----- ENTRIES SUPPLIED -----

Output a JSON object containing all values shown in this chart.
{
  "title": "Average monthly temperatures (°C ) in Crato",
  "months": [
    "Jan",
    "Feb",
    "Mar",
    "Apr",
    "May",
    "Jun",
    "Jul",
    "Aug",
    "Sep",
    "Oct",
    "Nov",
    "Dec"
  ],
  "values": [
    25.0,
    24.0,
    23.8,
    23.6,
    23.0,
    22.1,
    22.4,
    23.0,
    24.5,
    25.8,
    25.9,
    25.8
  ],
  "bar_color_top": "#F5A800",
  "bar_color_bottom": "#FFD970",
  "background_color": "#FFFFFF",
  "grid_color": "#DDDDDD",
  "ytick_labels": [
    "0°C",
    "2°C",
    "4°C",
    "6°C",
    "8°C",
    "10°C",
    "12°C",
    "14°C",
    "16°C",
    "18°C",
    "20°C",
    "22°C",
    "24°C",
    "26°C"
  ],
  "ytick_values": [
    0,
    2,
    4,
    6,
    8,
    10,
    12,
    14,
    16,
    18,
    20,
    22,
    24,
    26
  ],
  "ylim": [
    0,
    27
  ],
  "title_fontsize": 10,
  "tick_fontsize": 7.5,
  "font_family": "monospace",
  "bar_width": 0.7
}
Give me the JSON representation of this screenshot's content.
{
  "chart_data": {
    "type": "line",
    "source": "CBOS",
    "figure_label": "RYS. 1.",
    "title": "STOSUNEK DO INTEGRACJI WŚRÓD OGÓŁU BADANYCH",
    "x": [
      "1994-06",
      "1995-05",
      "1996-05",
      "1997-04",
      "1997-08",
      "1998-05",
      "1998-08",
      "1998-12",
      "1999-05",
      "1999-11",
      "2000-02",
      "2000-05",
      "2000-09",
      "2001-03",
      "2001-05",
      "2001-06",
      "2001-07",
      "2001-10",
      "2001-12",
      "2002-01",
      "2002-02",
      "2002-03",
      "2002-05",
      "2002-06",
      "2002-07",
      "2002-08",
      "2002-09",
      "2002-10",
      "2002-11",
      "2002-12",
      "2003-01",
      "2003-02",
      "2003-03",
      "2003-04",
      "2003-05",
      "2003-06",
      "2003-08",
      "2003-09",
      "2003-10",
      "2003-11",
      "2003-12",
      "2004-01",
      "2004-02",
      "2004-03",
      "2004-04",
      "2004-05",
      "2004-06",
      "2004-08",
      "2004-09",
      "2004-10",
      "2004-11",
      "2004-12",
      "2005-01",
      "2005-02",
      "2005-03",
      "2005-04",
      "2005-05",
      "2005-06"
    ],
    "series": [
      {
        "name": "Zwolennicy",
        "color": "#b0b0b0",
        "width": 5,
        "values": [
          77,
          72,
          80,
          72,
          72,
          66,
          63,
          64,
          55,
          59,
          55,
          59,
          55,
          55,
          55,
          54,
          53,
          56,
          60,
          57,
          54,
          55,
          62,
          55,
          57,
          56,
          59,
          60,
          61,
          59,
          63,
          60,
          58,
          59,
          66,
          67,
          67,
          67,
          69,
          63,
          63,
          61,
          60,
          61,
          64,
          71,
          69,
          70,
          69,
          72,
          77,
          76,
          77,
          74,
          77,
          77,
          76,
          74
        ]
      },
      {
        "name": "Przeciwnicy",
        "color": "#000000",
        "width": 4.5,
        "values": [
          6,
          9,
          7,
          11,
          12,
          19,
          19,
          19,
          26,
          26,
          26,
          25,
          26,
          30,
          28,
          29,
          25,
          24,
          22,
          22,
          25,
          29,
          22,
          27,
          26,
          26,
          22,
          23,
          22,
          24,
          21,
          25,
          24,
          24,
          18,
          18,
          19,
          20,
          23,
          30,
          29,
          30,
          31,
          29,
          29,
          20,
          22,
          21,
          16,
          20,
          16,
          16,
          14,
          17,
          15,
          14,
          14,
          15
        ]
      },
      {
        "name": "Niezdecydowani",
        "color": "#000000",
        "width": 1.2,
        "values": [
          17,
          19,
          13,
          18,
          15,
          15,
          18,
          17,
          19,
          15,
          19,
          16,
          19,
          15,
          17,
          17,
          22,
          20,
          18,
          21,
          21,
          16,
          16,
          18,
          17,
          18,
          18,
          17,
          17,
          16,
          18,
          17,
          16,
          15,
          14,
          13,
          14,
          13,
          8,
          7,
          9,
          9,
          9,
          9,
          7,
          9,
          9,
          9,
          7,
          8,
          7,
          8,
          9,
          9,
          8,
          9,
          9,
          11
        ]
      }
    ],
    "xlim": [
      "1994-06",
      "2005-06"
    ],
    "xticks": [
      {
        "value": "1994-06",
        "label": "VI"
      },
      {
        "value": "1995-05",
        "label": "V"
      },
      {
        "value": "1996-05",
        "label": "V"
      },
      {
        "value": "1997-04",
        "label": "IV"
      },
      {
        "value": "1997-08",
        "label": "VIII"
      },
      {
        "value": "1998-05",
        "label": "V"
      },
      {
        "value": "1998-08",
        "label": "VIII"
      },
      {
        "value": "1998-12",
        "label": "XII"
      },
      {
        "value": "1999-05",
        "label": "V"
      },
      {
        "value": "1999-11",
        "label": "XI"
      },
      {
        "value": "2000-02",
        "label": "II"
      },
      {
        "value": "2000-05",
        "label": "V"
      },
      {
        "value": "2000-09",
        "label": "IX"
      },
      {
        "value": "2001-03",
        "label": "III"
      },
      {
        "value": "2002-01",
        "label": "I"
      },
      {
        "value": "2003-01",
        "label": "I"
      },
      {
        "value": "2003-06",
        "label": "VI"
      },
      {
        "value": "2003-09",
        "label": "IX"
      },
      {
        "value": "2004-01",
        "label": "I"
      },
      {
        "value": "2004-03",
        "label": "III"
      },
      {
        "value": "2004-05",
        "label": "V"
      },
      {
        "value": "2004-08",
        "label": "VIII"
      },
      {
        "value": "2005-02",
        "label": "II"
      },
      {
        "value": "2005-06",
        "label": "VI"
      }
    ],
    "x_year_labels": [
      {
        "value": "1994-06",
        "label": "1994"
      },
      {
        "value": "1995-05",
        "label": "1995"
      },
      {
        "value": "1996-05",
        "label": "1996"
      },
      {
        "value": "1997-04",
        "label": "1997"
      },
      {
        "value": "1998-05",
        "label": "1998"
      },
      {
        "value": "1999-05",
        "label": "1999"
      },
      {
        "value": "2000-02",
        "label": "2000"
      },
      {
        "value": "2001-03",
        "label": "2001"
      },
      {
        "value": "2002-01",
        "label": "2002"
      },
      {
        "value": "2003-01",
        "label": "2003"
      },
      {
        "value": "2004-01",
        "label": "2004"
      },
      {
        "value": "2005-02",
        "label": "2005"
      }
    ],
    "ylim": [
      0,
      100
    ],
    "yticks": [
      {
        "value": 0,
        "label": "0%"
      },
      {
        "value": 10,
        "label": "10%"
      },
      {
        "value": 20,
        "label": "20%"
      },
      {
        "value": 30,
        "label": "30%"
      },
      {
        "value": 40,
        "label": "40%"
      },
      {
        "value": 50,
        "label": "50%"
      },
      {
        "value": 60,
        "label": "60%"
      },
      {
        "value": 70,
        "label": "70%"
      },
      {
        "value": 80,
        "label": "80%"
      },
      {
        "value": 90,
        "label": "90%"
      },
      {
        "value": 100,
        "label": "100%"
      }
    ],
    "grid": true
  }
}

-----

• EXERCISE DETAILS: Quote the material exactly, leaving nothing out.

• TASK RESULT:
Output a JSON object containing all values shown in this chart.
{
  "title": "Average monthly temperatures (°C ) in Crato",
  "months": [
    "Jan",
    "Feb",
    "Mar",
    "Apr",
    "May",
    "Jun",
    "Jul",
    "Aug",
    "Sep",
    "Oct",
    "Nov",
    "Dec"
  ],
  "values": [
    25.0,
    24.0,
    23.8,
    23.6,
    23.0,
    22.1,
    22.4,
    23.0,
    24.5,
    25.8,
    25.9,
    25.8
  ],
  "bar_color_top": "#F5A800",
  "bar_color_bottom": "#FFD970",
  "background_color": "#FFFFFF",
  "grid_color": "#DDDDDD",
  "ytick_labels": [
    "0°C",
    "2°C",
    "4°C",
    "6°C",
    "8°C",
    "10°C",
    "12°C",
    "14°C",
    "16°C",
    "18°C",
    "20°C",
    "22°C",
    "24°C",
    "26°C"
  ],
  "ytick_values": [
    0,
    2,
    4,
    6,
    8,
    10,
    12,
    14,
    16,
    18,
    20,
    22,
    24,
    26
  ],
  "ylim": [
    0,
    27
  ],
  "title_fontsize": 10,
  "tick_fontsize": 7.5,
  "font_family": "monospace",
  "bar_width": 0.7
}
Give me the JSON representation of this screenshot's content.
{
  "chart_data": {
    "type": "line",
    "source": "CBOS",
    "figure_label": "RYS. 1.",
    "title": "STOSUNEK DO INTEGRACJI WŚRÓD OGÓŁU BADANYCH",
    "x": [
      "1994-06",
      "1995-05",
      "1996-05",
      "1997-04",
      "1997-08",
      "1998-05",
      "1998-08",
      "1998-12",
      "1999-05",
      "1999-11",
      "2000-02",
      "2000-05",
      "2000-09",
      "2001-03",
      "2001-05",
      "2001-06",
      "2001-07",
      "2001-10",
      "2001-12",
      "2002-01",
      "2002-02",
      "2002-03",
      "2002-05",
      "2002-06",
      "2002-07",
      "2002-08",
      "2002-09",
      "2002-10",
      "2002-11",
      "2002-12",
      "2003-01",
      "2003-02",
      "2003-03",
      "2003-04",
      "2003-05",
      "2003-06",
      "2003-08",
      "2003-09",
      "2003-10",
      "2003-11",
      "2003-12",
      "2004-01",
      "2004-02",
      "2004-03",
      "2004-04",
      "2004-05",
      "2004-06",
      "2004-08",
      "2004-09",
      "2004-10",
      "2004-11",
      "2004-12",
      "2005-01",
      "2005-02",
      "2005-03",
      "2005-04",
      "2005-05",
      "2005-06"
    ],
    "series": [
      {
        "name": "Zwolennicy",
        "color": "#b0b0b0",
        "width": 5,
        "values": [
          77,
          72,
          80,
          72,
          72,
          66,
          63,
          64,
          55,
          59,
          55,
          59,
          55,
          55,
          55,
          54,
          53,
          56,
          60,
          57,
          54,
          55,
          62,
          55,
          57,
          56,
          59,
          60,
          61,
          59,
          63,
          60,
          58,
          59,
          66,
          67,
          67,
          67,
          69,
          63,
          63,
          61,
          60,
          61,
          64,
          71,
          69,
          70,
          69,
          72,
          77,
          76,
          77,
          74,
          77,
          77,
          76,
          74
        ]
      },
      {
        "name": "Przeciwnicy",
        "color": "#000000",
        "width": 4.5,
        "values": [
          6,
          9,
          7,
          11,
          12,
          19,
          19,
          19,
          26,
          26,
          26,
          25,
          26,
          30,
          28,
          29,
          25,
          24,
          22,
          22,
          25,
          29,
          22,
          27,
          26,
          26,
          22,
          23,
          22,
          24,
          21,
          25,
          24,
          24,
          18,
          18,
          19,
          20,
          23,
          30,
          29,
          30,
          31,
          29,
          29,
          20,
          22,
          21,
          16,
          20,
          16,
          16,
          14,
          17,
          15,
          14,
          14,
          15
        ]
      },
      {
        "name": "Niezdecydowani",
        "color": "#000000",
        "width": 1.2,
        "values": [
          17,
          19,
          13,
          18,
          15,
          15,
          18,
          17,
          19,
          15,
          19,
          16,
          19,
          15,
          17,
          17,
          22,
          20,
          18,
          21,
          21,
          16,
          16,
          18,
          17,
          18,
          18,
          17,
          17,
          16,
          18,
          17,
          16,
          15,
          14,
          13,
          14,
          13,
          8,
          7,
          9,
          9,
          9,
          9,
          7,
          9,
          9,
          9,
          7,
          8,
          7,
          8,
          9,
          9,
          8,
          9,
          9,
          11
        ]
      }
    ],
    "xlim": [
      "1994-06",
      "2005-06"
    ],
    "xticks": [
      {
        "value": "1994-06",
        "label": "VI"
      },
      {
        "value": "1995-05",
        "label": "V"
      },
      {
        "value": "1996-05",
        "label": "V"
      },
      {
        "value": "1997-04",
        "label": "IV"
      },
      {
        "value": "1997-08",
        "label": "VIII"
      },
      {
        "value": "1998-05",
        "label": "V"
      },
      {
        "value": "1998-08",
        "label": "VIII"
      },
      {
        "value": "1998-12",
        "label": "XII"
      },
      {
        "value": "1999-05",
        "label": "V"
      },
      {
        "value": "1999-11",
        "label": "XI"
      },
      {
        "value": "2000-02",
        "label": "II"
      },
      {
        "value": "2000-05",
        "label": "V"
      },
      {
        "value": "2000-09",
        "label": "IX"
      },
      {
        "value": "2001-03",
        "label": "III"
      },
      {
        "value": "2002-01",
        "label": "I"
      },
      {
        "value": "2003-01",
        "label": "I"
      },
      {
        "value": "2003-06",
        "label": "VI"
      },
      {
        "value": "2003-09",
        "label": "IX"
      },
      {
        "value": "2004-01",
        "label": "I"
      },
      {
        "value": "2004-03",
        "label": "III"
      },
      {
        "value": "2004-05",
        "label": "V"
      },
      {
        "value": "2004-08",
        "label": "VIII"
      },
      {
        "value": "2005-02",
        "label": "II"
      },
      {
        "value": "2005-06",
        "label": "VI"
      }
    ],
    "x_year_labels": [
      {
        "value": "1994-06",
        "label": "1994"
      },
      {
        "value": "1995-05",
        "label": "1995"
      },
      {
        "value": "1996-05",
        "label": "1996"
      },
      {
        "value": "1997-04",
        "label": "1997"
      },
      {
        "value": "1998-05",
        "label": "1998"
      },
      {
        "value": "1999-05",
        "label": "1999"
      },
      {
        "value": "2000-02",
        "label": "2000"
      },
      {
        "value": "2001-03",
        "label": "2001"
      },
      {
        "value": "2002-01",
        "label": "2002"
      },
      {
        "value": "2003-01",
        "label": "2003"
      },
      {
        "value": "2004-01",
        "label": "2004"
      },
      {
        "value": "2005-02",
        "label": "2005"
      }
    ],
    "ylim": [
      0,
      100
    ],
    "yticks": [
      {
        "value": 0,
        "label": "0%"
      },
      {
        "value": 10,
        "label": "10%"
      },
      {
        "value": 20,
        "label": "20%"
      },
      {
        "value": 30,
        "label": "30%"
      },
      {
        "value": 40,
        "label": "40%"
      },
      {
        "value": 50,
        "label": "50%"
      },
      {
        "value": 60,
        "label": "60%"
      },
      {
        "value": 70,
        "label": "70%"
      },
      {
        "value": 80,
        "label": "80%"
      },
      {
        "value": 90,
        "label": "90%"
      },
      {
        "value": 100,
        "label": "100%"
      }
    ],
    "grid": true
  }
}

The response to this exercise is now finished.